(Records that describe figures)
## start

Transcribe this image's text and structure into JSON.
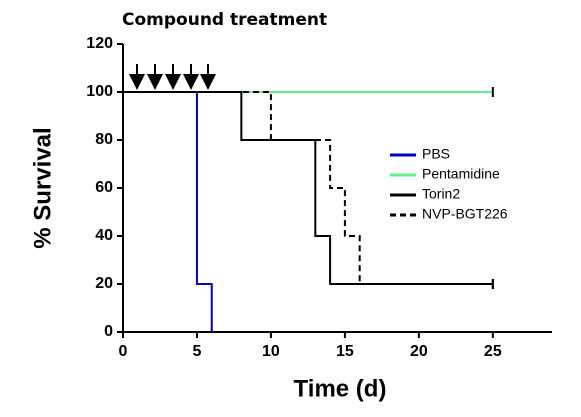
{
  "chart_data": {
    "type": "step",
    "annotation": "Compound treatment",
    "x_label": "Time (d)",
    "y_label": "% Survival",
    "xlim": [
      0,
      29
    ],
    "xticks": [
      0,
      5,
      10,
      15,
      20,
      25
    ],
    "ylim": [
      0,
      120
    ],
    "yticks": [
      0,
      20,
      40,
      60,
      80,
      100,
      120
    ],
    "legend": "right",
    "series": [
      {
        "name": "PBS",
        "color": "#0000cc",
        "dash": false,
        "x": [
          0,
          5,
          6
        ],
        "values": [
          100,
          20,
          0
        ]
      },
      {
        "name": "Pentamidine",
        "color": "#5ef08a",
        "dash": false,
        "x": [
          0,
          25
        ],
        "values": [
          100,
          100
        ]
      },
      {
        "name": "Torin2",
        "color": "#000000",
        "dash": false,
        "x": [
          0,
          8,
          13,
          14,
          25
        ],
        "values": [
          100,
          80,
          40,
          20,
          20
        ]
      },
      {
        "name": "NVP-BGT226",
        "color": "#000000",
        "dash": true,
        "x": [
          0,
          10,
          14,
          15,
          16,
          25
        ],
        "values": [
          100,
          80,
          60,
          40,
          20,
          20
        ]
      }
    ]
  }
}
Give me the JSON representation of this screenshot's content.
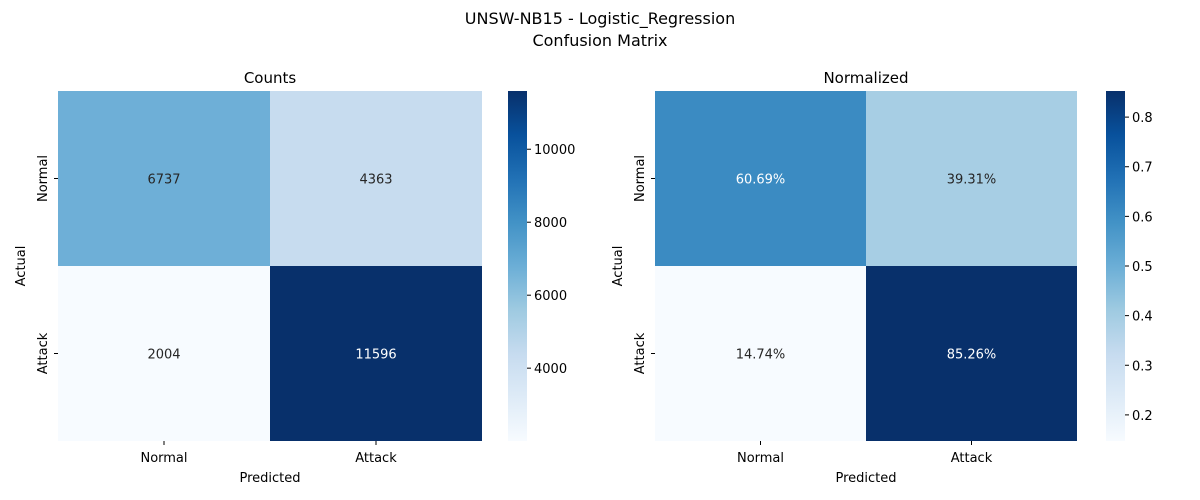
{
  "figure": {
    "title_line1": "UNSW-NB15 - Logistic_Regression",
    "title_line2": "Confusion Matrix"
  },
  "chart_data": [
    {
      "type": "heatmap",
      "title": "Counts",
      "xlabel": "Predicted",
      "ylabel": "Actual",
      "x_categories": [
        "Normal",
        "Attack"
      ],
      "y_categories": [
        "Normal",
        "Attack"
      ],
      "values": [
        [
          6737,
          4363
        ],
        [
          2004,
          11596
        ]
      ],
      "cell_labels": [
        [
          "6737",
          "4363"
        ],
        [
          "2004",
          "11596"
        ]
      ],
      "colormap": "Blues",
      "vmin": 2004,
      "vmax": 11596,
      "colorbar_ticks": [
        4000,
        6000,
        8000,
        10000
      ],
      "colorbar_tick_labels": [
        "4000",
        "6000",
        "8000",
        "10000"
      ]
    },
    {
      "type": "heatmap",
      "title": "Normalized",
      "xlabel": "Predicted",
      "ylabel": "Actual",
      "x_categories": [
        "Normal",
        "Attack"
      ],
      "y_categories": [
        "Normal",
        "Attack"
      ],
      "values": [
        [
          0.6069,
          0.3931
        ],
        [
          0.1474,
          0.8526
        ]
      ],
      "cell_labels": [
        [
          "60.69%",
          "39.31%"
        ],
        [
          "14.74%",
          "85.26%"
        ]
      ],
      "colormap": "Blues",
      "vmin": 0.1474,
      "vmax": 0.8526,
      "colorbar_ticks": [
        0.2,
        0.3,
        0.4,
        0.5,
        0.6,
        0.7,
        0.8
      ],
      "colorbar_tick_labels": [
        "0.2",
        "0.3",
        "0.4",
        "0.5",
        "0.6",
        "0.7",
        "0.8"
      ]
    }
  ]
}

## end

### YOUR GOAL
Across the material above, count every line holding "name" and write down only the number.

### RESULT FOR THIS EXERCISE
4